§ **WHAT TO DO**
Quote the records below in full, exactly as given, with the images taken out.
-*-*-
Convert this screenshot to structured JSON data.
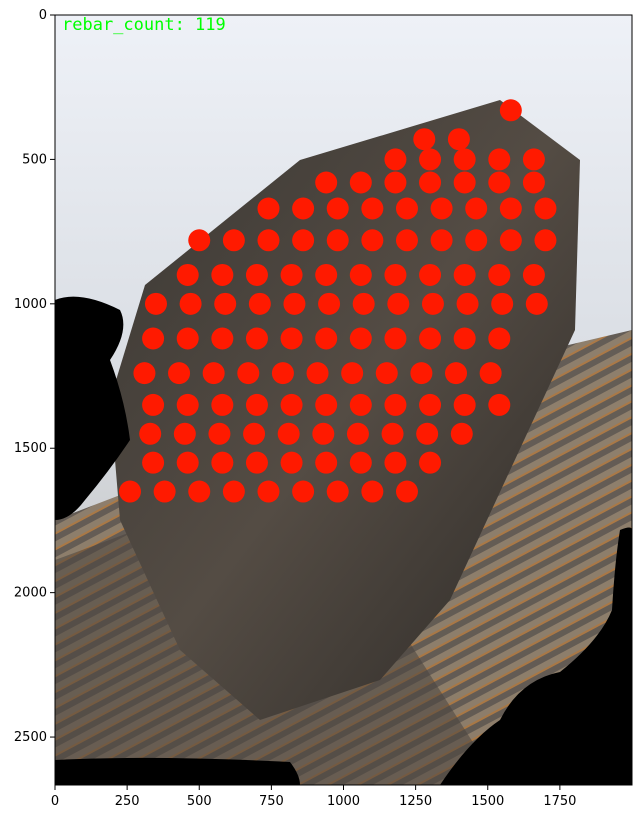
{
  "overlay": {
    "label": "rebar_count: 119",
    "color": "#00ff00"
  },
  "markers": {
    "color": "#ff1a00",
    "count": 119
  },
  "axes": {
    "x_ticks": [
      "0",
      "250",
      "500",
      "750",
      "1000",
      "1250",
      "1500",
      "1750"
    ],
    "y_ticks": [
      "0",
      "500",
      "1000",
      "1500",
      "2000",
      "2500"
    ],
    "x_range": [
      0,
      2000
    ],
    "y_range": [
      0,
      2666
    ]
  },
  "image": {
    "sky_top": "#e8edf5",
    "sky_bottom": "#c9ccd0",
    "steel_dark": "#2b2a28",
    "steel_mid": "#6b625a",
    "rust": "#a8743f",
    "mask": "#000000"
  }
}
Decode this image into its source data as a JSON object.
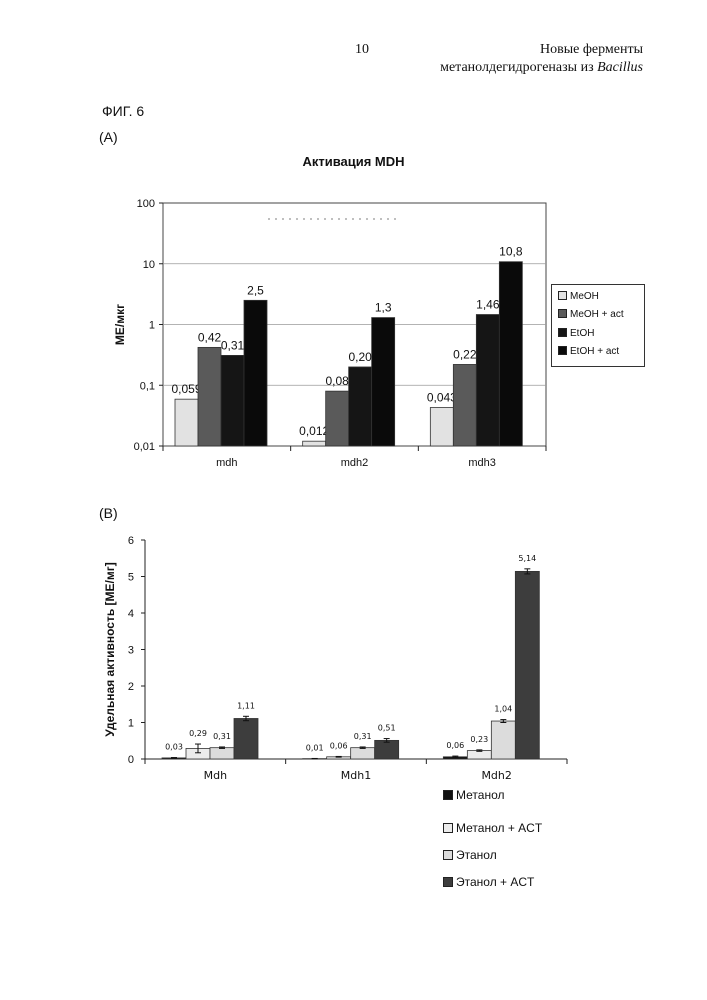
{
  "header": {
    "page_number": "10",
    "title_line1": "Новые ферменты",
    "title_line2_prefix": "метанолдегидрогеназы из ",
    "title_line2_italic": "Bacillus"
  },
  "figure_label": "ФИГ. 6",
  "panel_a_label": "(A)",
  "panel_b_label": "(B)",
  "colors": {
    "meoh": "#e2e2e2",
    "meoh_act": "#5a5a5a",
    "etoh": "#151515",
    "etoh_act": "#0a0a0a",
    "b_metanol": "#111111",
    "b_metanol_act": "#ececec",
    "b_etanol": "#dcdcdc",
    "b_etanol_act": "#3d3d3d",
    "plot_bg_a": "#ffffff",
    "grid": "#9a9a9a"
  },
  "chart_data": [
    {
      "type": "bar",
      "title": "Активация MDH",
      "ylabel": "МЕ/мкг",
      "xlabel": "",
      "yscale": "log",
      "ylim": [
        0.01,
        100
      ],
      "yticks": [
        "0,01",
        "0,1",
        "1",
        "10",
        "100"
      ],
      "categories": [
        "mdh",
        "mdh2",
        "mdh3"
      ],
      "legend_position": "right",
      "grid": true,
      "series": [
        {
          "name": "MeOH",
          "values": [
            0.059,
            0.012,
            0.043
          ],
          "labels": [
            "0,059",
            "0,012",
            "0,043"
          ]
        },
        {
          "name": "MeOH + act",
          "values": [
            0.42,
            0.08,
            0.22
          ],
          "labels": [
            "0,42",
            "0,08",
            "0,22"
          ]
        },
        {
          "name": "EtOH",
          "values": [
            0.31,
            0.2,
            1.46
          ],
          "labels": [
            "0,31",
            "0,20",
            "1,46"
          ]
        },
        {
          "name": "EtOH + act",
          "values": [
            2.5,
            1.3,
            10.8
          ],
          "labels": [
            "2,5",
            "1,3",
            "10,8"
          ]
        }
      ]
    },
    {
      "type": "bar",
      "title": "",
      "ylabel": "Удельная активность [МЕ/мг]",
      "xlabel": "",
      "ylim": [
        0,
        6
      ],
      "yticks": [
        "0",
        "1",
        "2",
        "3",
        "4",
        "5",
        "6"
      ],
      "categories": [
        "Mdh",
        "Mdh1",
        "Mdh2"
      ],
      "legend_position": "bottom-right",
      "grid": false,
      "series": [
        {
          "name": "Метанол",
          "values": [
            0.03,
            0.01,
            0.06
          ],
          "labels": [
            "0,03",
            "0,01",
            "0,06"
          ],
          "errors": [
            0.01,
            0.005,
            0.02
          ]
        },
        {
          "name": "Метанол + ACT",
          "values": [
            0.29,
            0.06,
            0.23
          ],
          "labels": [
            "0,29",
            "0,06",
            "0,23"
          ],
          "errors": [
            0.12,
            0.01,
            0.02
          ]
        },
        {
          "name": "Этанол",
          "values": [
            0.31,
            0.31,
            1.04
          ],
          "labels": [
            "0,31",
            "0,31",
            "1,04"
          ],
          "errors": [
            0.02,
            0.02,
            0.04
          ]
        },
        {
          "name": "Этанол + ACT",
          "values": [
            1.11,
            0.51,
            5.14
          ],
          "labels": [
            "1,11",
            "0,51",
            "5,14"
          ],
          "errors": [
            0.06,
            0.05,
            0.07
          ]
        }
      ]
    }
  ]
}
-*-*-
§ **RESPONSE TO THE EXERCISE**
Convert this screenshot to structured JSON data.
{
  "overlay": {
    "label": "rebar_count: 119",
    "color": "#00ff00"
  },
  "markers": {
    "color": "#ff1a00",
    "count": 119
  },
  "axes": {
    "x_ticks": [
      "0",
      "250",
      "500",
      "750",
      "1000",
      "1250",
      "1500",
      "1750"
    ],
    "y_ticks": [
      "0",
      "500",
      "1000",
      "1500",
      "2000",
      "2500"
    ],
    "x_range": [
      0,
      2000
    ],
    "y_range": [
      0,
      2666
    ]
  },
  "image": {
    "sky_top": "#e8edf5",
    "sky_bottom": "#c9ccd0",
    "steel_dark": "#2b2a28",
    "steel_mid": "#6b625a",
    "rust": "#a8743f",
    "mask": "#000000"
  }
}
Decode this image into its source data as a JSON object.
{
  "header": {
    "page_number": "10",
    "title_line1": "Новые ферменты",
    "title_line2_prefix": "метанолдегидрогеназы из ",
    "title_line2_italic": "Bacillus"
  },
  "figure_label": "ФИГ. 6",
  "panel_a_label": "(A)",
  "panel_b_label": "(B)",
  "colors": {
    "meoh": "#e2e2e2",
    "meoh_act": "#5a5a5a",
    "etoh": "#151515",
    "etoh_act": "#0a0a0a",
    "b_metanol": "#111111",
    "b_metanol_act": "#ececec",
    "b_etanol": "#dcdcdc",
    "b_etanol_act": "#3d3d3d",
    "plot_bg_a": "#ffffff",
    "grid": "#9a9a9a"
  },
  "chart_data": [
    {
      "type": "bar",
      "title": "Активация MDH",
      "ylabel": "МЕ/мкг",
      "xlabel": "",
      "yscale": "log",
      "ylim": [
        0.01,
        100
      ],
      "yticks": [
        "0,01",
        "0,1",
        "1",
        "10",
        "100"
      ],
      "categories": [
        "mdh",
        "mdh2",
        "mdh3"
      ],
      "legend_position": "right",
      "grid": true,
      "series": [
        {
          "name": "MeOH",
          "values": [
            0.059,
            0.012,
            0.043
          ],
          "labels": [
            "0,059",
            "0,012",
            "0,043"
          ]
        },
        {
          "name": "MeOH + act",
          "values": [
            0.42,
            0.08,
            0.22
          ],
          "labels": [
            "0,42",
            "0,08",
            "0,22"
          ]
        },
        {
          "name": "EtOH",
          "values": [
            0.31,
            0.2,
            1.46
          ],
          "labels": [
            "0,31",
            "0,20",
            "1,46"
          ]
        },
        {
          "name": "EtOH + act",
          "values": [
            2.5,
            1.3,
            10.8
          ],
          "labels": [
            "2,5",
            "1,3",
            "10,8"
          ]
        }
      ]
    },
    {
      "type": "bar",
      "title": "",
      "ylabel": "Удельная активность [МЕ/мг]",
      "xlabel": "",
      "ylim": [
        0,
        6
      ],
      "yticks": [
        "0",
        "1",
        "2",
        "3",
        "4",
        "5",
        "6"
      ],
      "categories": [
        "Mdh",
        "Mdh1",
        "Mdh2"
      ],
      "legend_position": "bottom-right",
      "grid": false,
      "series": [
        {
          "name": "Метанол",
          "values": [
            0.03,
            0.01,
            0.06
          ],
          "labels": [
            "0,03",
            "0,01",
            "0,06"
          ],
          "errors": [
            0.01,
            0.005,
            0.02
          ]
        },
        {
          "name": "Метанол + ACT",
          "values": [
            0.29,
            0.06,
            0.23
          ],
          "labels": [
            "0,29",
            "0,06",
            "0,23"
          ],
          "errors": [
            0.12,
            0.01,
            0.02
          ]
        },
        {
          "name": "Этанол",
          "values": [
            0.31,
            0.31,
            1.04
          ],
          "labels": [
            "0,31",
            "0,31",
            "1,04"
          ],
          "errors": [
            0.02,
            0.02,
            0.04
          ]
        },
        {
          "name": "Этанол + ACT",
          "values": [
            1.11,
            0.51,
            5.14
          ],
          "labels": [
            "1,11",
            "0,51",
            "5,14"
          ],
          "errors": [
            0.06,
            0.05,
            0.07
          ]
        }
      ]
    }
  ]
}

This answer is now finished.